◆ RECORDS PROVIDED:
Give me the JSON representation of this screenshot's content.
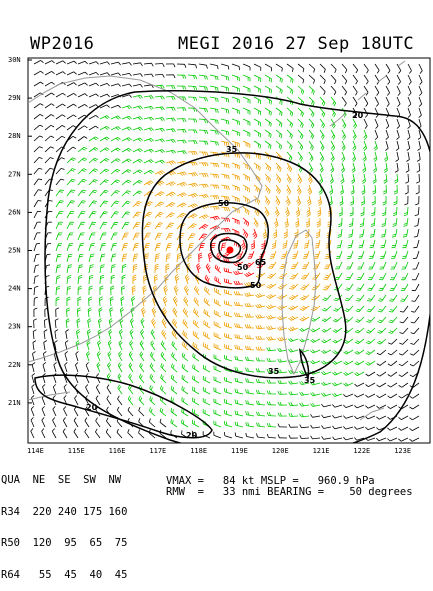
{
  "header": {
    "basin_year": "WP2016",
    "storm_time": "MEGI 2016 27 Sep 18UTC"
  },
  "axes": {
    "lat_labels": [
      "30N",
      "29N",
      "28N",
      "27N",
      "26N",
      "25N",
      "24N",
      "23N",
      "22N",
      "21N"
    ],
    "lon_labels": [
      "114E",
      "115E",
      "116E",
      "117E",
      "118E",
      "119E",
      "120E",
      "121E",
      "122E",
      "123E"
    ]
  },
  "contour_labels": {
    "r20_top": "20",
    "r35_top": "35",
    "r50_top": "50",
    "r50_east": "50",
    "r50_inner": "50",
    "r65": "65",
    "r35_south": "35",
    "r35_se": "35",
    "r20_sw": "20",
    "r20_bottom": "20"
  },
  "wind_table": {
    "header_row": "QUA  NE  SE  SW  NW",
    "r34_row": "R34  220 240 175 160",
    "r50_row": "R50  120  95  65  75",
    "r64_row": "R64   55  45  40  45",
    "vmax_text": "VMAX =   84 kt MSLP =   960.9 hPa",
    "rmw_text": "RMW  =   33 nmi BEARING =    50 degrees"
  },
  "colors": {
    "barb_weak": "#000000",
    "barb_34kt": "#00cc00",
    "barb_50kt": "#f0a000",
    "barb_64kt": "#ff0000",
    "coast": "#999999",
    "center_marker": "#ff0000"
  }
}
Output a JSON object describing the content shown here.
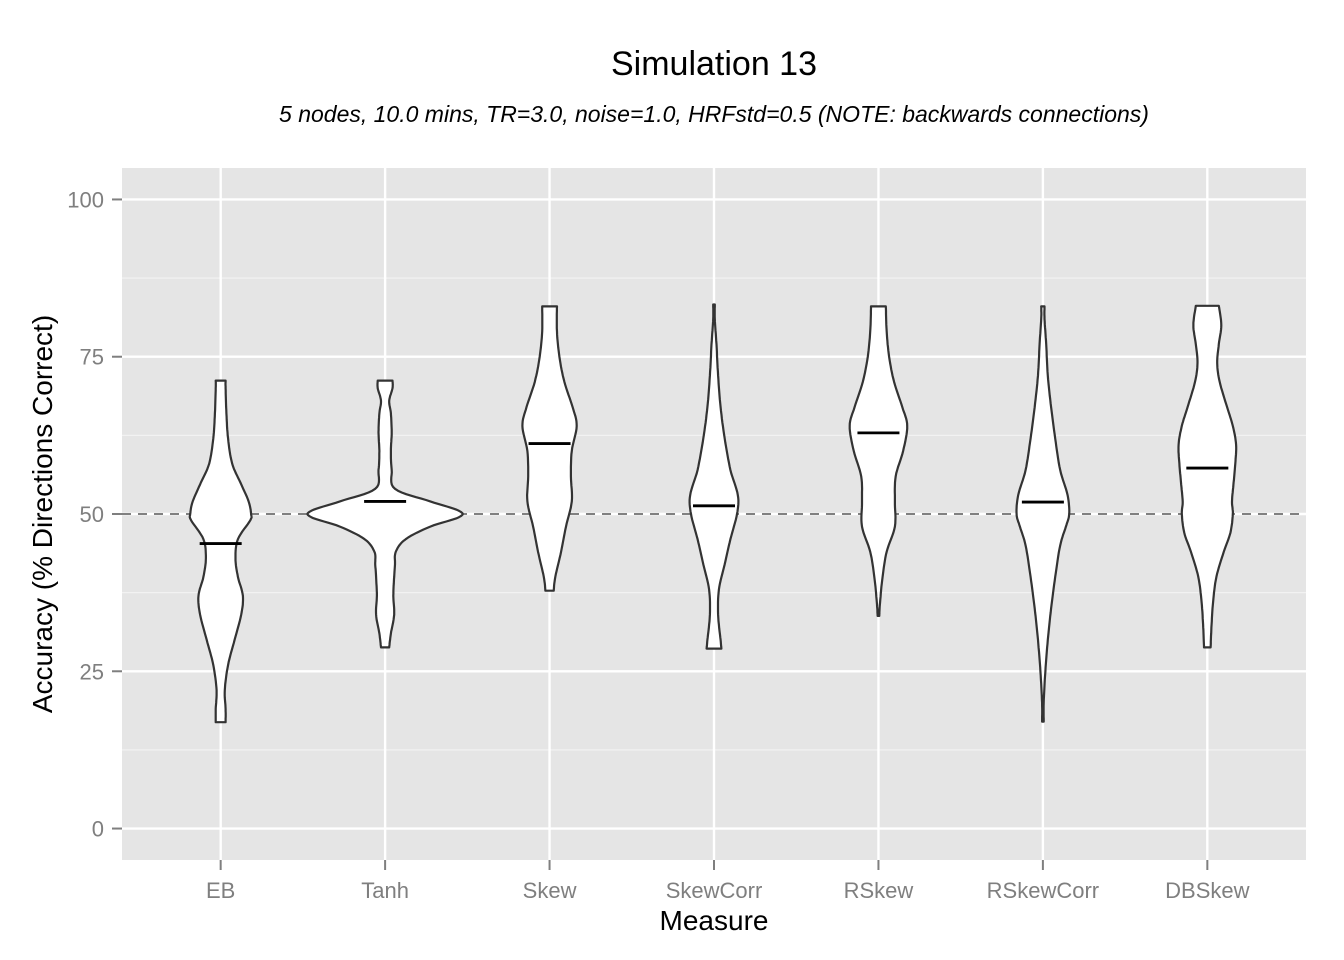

◆ TASK BRIEF: Reproduce the material in its entirety and word for word, without the pictures.

◆ COMPLETED TASK:
Give me the JSON representation of this screenshot's content.
{
  "header": {
    "basin_year": "WP2016",
    "storm_time": "MEGI 2016 27 Sep 18UTC"
  },
  "axes": {
    "lat_labels": [
      "30N",
      "29N",
      "28N",
      "27N",
      "26N",
      "25N",
      "24N",
      "23N",
      "22N",
      "21N"
    ],
    "lon_labels": [
      "114E",
      "115E",
      "116E",
      "117E",
      "118E",
      "119E",
      "120E",
      "121E",
      "122E",
      "123E"
    ]
  },
  "contour_labels": {
    "r20_top": "20",
    "r35_top": "35",
    "r50_top": "50",
    "r50_east": "50",
    "r50_inner": "50",
    "r65": "65",
    "r35_south": "35",
    "r35_se": "35",
    "r20_sw": "20",
    "r20_bottom": "20"
  },
  "wind_table": {
    "header_row": "QUA  NE  SE  SW  NW",
    "r34_row": "R34  220 240 175 160",
    "r50_row": "R50  120  95  65  75",
    "r64_row": "R64   55  45  40  45",
    "vmax_text": "VMAX =   84 kt MSLP =   960.9 hPa",
    "rmw_text": "RMW  =   33 nmi BEARING =    50 degrees"
  },
  "colors": {
    "barb_weak": "#000000",
    "barb_34kt": "#00cc00",
    "barb_50kt": "#f0a000",
    "barb_64kt": "#ff0000",
    "coast": "#999999",
    "center_marker": "#ff0000"
  }
}
Output a JSON object describing the content shown here.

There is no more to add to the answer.